-- WRITTEN TASK --
Copy out the listing exactly.

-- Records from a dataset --

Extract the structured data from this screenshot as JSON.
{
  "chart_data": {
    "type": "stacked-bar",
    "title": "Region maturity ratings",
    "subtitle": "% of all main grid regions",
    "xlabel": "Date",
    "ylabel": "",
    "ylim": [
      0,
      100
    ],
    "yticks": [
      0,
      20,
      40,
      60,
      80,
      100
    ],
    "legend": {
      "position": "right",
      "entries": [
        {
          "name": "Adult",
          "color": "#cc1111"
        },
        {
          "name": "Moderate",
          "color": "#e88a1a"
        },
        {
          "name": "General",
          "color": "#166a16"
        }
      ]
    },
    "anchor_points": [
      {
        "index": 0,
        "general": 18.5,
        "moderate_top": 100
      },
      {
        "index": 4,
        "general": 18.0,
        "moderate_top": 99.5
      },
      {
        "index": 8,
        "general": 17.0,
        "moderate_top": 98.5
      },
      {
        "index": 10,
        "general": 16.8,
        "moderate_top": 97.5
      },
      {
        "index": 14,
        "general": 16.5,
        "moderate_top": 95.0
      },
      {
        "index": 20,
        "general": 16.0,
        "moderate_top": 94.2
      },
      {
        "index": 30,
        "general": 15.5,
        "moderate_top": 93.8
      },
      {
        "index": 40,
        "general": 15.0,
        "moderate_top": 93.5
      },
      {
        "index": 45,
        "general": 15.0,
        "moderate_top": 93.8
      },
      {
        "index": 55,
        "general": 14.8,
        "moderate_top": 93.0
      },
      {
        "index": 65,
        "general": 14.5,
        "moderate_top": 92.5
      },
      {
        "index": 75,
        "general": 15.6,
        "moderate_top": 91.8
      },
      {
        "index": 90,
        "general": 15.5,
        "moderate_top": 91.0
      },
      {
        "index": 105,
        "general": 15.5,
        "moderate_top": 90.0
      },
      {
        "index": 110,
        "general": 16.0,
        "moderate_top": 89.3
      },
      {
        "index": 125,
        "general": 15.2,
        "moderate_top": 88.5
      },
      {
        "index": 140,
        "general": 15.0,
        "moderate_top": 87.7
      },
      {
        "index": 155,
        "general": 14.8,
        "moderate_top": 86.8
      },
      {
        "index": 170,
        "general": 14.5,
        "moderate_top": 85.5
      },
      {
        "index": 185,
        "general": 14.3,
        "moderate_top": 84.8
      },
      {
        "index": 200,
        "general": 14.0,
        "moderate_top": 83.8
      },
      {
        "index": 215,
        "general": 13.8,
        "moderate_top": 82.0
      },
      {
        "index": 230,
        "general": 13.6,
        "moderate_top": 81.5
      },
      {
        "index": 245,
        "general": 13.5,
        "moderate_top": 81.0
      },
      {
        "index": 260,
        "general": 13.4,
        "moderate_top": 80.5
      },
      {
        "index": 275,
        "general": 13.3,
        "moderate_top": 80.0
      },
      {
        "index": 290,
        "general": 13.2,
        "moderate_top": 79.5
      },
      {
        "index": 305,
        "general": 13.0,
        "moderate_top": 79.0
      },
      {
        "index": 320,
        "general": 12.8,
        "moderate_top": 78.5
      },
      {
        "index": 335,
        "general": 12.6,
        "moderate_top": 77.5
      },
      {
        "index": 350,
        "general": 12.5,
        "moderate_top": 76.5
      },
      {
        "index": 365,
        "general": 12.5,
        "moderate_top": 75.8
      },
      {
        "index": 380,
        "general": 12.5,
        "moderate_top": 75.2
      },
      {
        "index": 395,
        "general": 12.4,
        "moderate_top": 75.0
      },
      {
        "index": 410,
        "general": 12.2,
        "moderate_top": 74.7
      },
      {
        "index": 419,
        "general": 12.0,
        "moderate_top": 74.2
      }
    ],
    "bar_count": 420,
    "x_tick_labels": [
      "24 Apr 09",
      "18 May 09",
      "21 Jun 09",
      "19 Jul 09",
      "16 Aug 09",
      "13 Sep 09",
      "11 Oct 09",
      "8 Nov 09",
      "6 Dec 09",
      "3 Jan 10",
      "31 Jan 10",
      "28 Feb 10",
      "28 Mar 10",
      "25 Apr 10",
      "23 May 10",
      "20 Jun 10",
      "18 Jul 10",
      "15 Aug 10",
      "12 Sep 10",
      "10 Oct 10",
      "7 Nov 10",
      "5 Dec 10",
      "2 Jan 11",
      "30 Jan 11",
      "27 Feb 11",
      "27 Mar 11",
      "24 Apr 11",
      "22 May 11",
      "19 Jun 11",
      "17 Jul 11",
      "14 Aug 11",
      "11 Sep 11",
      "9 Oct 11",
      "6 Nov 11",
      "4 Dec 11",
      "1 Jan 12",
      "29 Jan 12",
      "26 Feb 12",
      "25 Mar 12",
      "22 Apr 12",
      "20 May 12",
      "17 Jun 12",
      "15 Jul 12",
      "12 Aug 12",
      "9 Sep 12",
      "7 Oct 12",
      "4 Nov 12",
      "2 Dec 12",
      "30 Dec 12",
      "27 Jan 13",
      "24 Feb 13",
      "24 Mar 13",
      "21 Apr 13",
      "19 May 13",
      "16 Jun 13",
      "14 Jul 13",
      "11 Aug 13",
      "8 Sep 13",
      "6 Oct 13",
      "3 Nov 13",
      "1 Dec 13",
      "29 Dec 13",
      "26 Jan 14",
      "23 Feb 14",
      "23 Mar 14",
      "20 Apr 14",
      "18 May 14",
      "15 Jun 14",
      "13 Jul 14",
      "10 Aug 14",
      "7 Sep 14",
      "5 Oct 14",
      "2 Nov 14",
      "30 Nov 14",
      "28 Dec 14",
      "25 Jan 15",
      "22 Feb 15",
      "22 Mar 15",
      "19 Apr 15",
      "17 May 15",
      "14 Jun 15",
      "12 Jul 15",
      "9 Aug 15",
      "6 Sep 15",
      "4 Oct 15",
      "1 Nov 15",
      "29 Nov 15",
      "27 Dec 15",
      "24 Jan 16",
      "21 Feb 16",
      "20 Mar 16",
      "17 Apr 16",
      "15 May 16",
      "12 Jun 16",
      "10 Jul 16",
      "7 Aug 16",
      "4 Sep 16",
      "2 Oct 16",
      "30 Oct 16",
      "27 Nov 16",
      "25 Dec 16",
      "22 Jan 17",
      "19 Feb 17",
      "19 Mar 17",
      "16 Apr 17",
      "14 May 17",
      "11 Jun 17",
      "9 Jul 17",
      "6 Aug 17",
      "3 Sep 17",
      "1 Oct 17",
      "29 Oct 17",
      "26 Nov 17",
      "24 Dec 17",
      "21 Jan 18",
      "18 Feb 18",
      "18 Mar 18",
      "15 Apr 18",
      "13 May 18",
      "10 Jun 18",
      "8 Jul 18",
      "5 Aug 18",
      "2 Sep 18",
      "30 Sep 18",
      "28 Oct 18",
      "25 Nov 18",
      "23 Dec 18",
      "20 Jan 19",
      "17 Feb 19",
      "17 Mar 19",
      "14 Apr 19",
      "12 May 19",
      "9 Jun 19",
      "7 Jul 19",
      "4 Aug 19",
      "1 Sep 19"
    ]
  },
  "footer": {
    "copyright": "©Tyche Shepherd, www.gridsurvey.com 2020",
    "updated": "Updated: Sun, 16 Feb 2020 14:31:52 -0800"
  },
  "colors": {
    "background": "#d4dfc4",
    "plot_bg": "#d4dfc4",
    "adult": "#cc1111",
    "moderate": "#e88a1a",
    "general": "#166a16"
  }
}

-- SOLUTION TO THE PROBLEM --
Extract the structured data from this screenshot as JSON.
{
  "chart_data": {
    "type": "stacked-bar",
    "title": "Region maturity ratings",
    "subtitle": "% of all main grid regions",
    "xlabel": "Date",
    "ylabel": "",
    "ylim": [
      0,
      100
    ],
    "yticks": [
      0,
      20,
      40,
      60,
      80,
      100
    ],
    "legend": {
      "position": "right",
      "entries": [
        {
          "name": "Adult",
          "color": "#cc1111"
        },
        {
          "name": "Moderate",
          "color": "#e88a1a"
        },
        {
          "name": "General",
          "color": "#166a16"
        }
      ]
    },
    "anchor_points": [
      {
        "index": 0,
        "general": 18.5,
        "moderate_top": 100
      },
      {
        "index": 4,
        "general": 18.0,
        "moderate_top": 99.5
      },
      {
        "index": 8,
        "general": 17.0,
        "moderate_top": 98.5
      },
      {
        "index": 10,
        "general": 16.8,
        "moderate_top": 97.5
      },
      {
        "index": 14,
        "general": 16.5,
        "moderate_top": 95.0
      },
      {
        "index": 20,
        "general": 16.0,
        "moderate_top": 94.2
      },
      {
        "index": 30,
        "general": 15.5,
        "moderate_top": 93.8
      },
      {
        "index": 40,
        "general": 15.0,
        "moderate_top": 93.5
      },
      {
        "index": 45,
        "general": 15.0,
        "moderate_top": 93.8
      },
      {
        "index": 55,
        "general": 14.8,
        "moderate_top": 93.0
      },
      {
        "index": 65,
        "general": 14.5,
        "moderate_top": 92.5
      },
      {
        "index": 75,
        "general": 15.6,
        "moderate_top": 91.8
      },
      {
        "index": 90,
        "general": 15.5,
        "moderate_top": 91.0
      },
      {
        "index": 105,
        "general": 15.5,
        "moderate_top": 90.0
      },
      {
        "index": 110,
        "general": 16.0,
        "moderate_top": 89.3
      },
      {
        "index": 125,
        "general": 15.2,
        "moderate_top": 88.5
      },
      {
        "index": 140,
        "general": 15.0,
        "moderate_top": 87.7
      },
      {
        "index": 155,
        "general": 14.8,
        "moderate_top": 86.8
      },
      {
        "index": 170,
        "general": 14.5,
        "moderate_top": 85.5
      },
      {
        "index": 185,
        "general": 14.3,
        "moderate_top": 84.8
      },
      {
        "index": 200,
        "general": 14.0,
        "moderate_top": 83.8
      },
      {
        "index": 215,
        "general": 13.8,
        "moderate_top": 82.0
      },
      {
        "index": 230,
        "general": 13.6,
        "moderate_top": 81.5
      },
      {
        "index": 245,
        "general": 13.5,
        "moderate_top": 81.0
      },
      {
        "index": 260,
        "general": 13.4,
        "moderate_top": 80.5
      },
      {
        "index": 275,
        "general": 13.3,
        "moderate_top": 80.0
      },
      {
        "index": 290,
        "general": 13.2,
        "moderate_top": 79.5
      },
      {
        "index": 305,
        "general": 13.0,
        "moderate_top": 79.0
      },
      {
        "index": 320,
        "general": 12.8,
        "moderate_top": 78.5
      },
      {
        "index": 335,
        "general": 12.6,
        "moderate_top": 77.5
      },
      {
        "index": 350,
        "general": 12.5,
        "moderate_top": 76.5
      },
      {
        "index": 365,
        "general": 12.5,
        "moderate_top": 75.8
      },
      {
        "index": 380,
        "general": 12.5,
        "moderate_top": 75.2
      },
      {
        "index": 395,
        "general": 12.4,
        "moderate_top": 75.0
      },
      {
        "index": 410,
        "general": 12.2,
        "moderate_top": 74.7
      },
      {
        "index": 419,
        "general": 12.0,
        "moderate_top": 74.2
      }
    ],
    "bar_count": 420,
    "x_tick_labels": [
      "24 Apr 09",
      "18 May 09",
      "21 Jun 09",
      "19 Jul 09",
      "16 Aug 09",
      "13 Sep 09",
      "11 Oct 09",
      "8 Nov 09",
      "6 Dec 09",
      "3 Jan 10",
      "31 Jan 10",
      "28 Feb 10",
      "28 Mar 10",
      "25 Apr 10",
      "23 May 10",
      "20 Jun 10",
      "18 Jul 10",
      "15 Aug 10",
      "12 Sep 10",
      "10 Oct 10",
      "7 Nov 10",
      "5 Dec 10",
      "2 Jan 11",
      "30 Jan 11",
      "27 Feb 11",
      "27 Mar 11",
      "24 Apr 11",
      "22 May 11",
      "19 Jun 11",
      "17 Jul 11",
      "14 Aug 11",
      "11 Sep 11",
      "9 Oct 11",
      "6 Nov 11",
      "4 Dec 11",
      "1 Jan 12",
      "29 Jan 12",
      "26 Feb 12",
      "25 Mar 12",
      "22 Apr 12",
      "20 May 12",
      "17 Jun 12",
      "15 Jul 12",
      "12 Aug 12",
      "9 Sep 12",
      "7 Oct 12",
      "4 Nov 12",
      "2 Dec 12",
      "30 Dec 12",
      "27 Jan 13",
      "24 Feb 13",
      "24 Mar 13",
      "21 Apr 13",
      "19 May 13",
      "16 Jun 13",
      "14 Jul 13",
      "11 Aug 13",
      "8 Sep 13",
      "6 Oct 13",
      "3 Nov 13",
      "1 Dec 13",
      "29 Dec 13",
      "26 Jan 14",
      "23 Feb 14",
      "23 Mar 14",
      "20 Apr 14",
      "18 May 14",
      "15 Jun 14",
      "13 Jul 14",
      "10 Aug 14",
      "7 Sep 14",
      "5 Oct 14",
      "2 Nov 14",
      "30 Nov 14",
      "28 Dec 14",
      "25 Jan 15",
      "22 Feb 15",
      "22 Mar 15",
      "19 Apr 15",
      "17 May 15",
      "14 Jun 15",
      "12 Jul 15",
      "9 Aug 15",
      "6 Sep 15",
      "4 Oct 15",
      "1 Nov 15",
      "29 Nov 15",
      "27 Dec 15",
      "24 Jan 16",
      "21 Feb 16",
      "20 Mar 16",
      "17 Apr 16",
      "15 May 16",
      "12 Jun 16",
      "10 Jul 16",
      "7 Aug 16",
      "4 Sep 16",
      "2 Oct 16",
      "30 Oct 16",
      "27 Nov 16",
      "25 Dec 16",
      "22 Jan 17",
      "19 Feb 17",
      "19 Mar 17",
      "16 Apr 17",
      "14 May 17",
      "11 Jun 17",
      "9 Jul 17",
      "6 Aug 17",
      "3 Sep 17",
      "1 Oct 17",
      "29 Oct 17",
      "26 Nov 17",
      "24 Dec 17",
      "21 Jan 18",
      "18 Feb 18",
      "18 Mar 18",
      "15 Apr 18",
      "13 May 18",
      "10 Jun 18",
      "8 Jul 18",
      "5 Aug 18",
      "2 Sep 18",
      "30 Sep 18",
      "28 Oct 18",
      "25 Nov 18",
      "23 Dec 18",
      "20 Jan 19",
      "17 Feb 19",
      "17 Mar 19",
      "14 Apr 19",
      "12 May 19",
      "9 Jun 19",
      "7 Jul 19",
      "4 Aug 19",
      "1 Sep 19"
    ]
  },
  "footer": {
    "copyright": "©Tyche Shepherd, www.gridsurvey.com 2020",
    "updated": "Updated: Sun, 16 Feb 2020 14:31:52 -0800"
  },
  "colors": {
    "background": "#d4dfc4",
    "plot_bg": "#d4dfc4",
    "adult": "#cc1111",
    "moderate": "#e88a1a",
    "general": "#166a16"
  }
}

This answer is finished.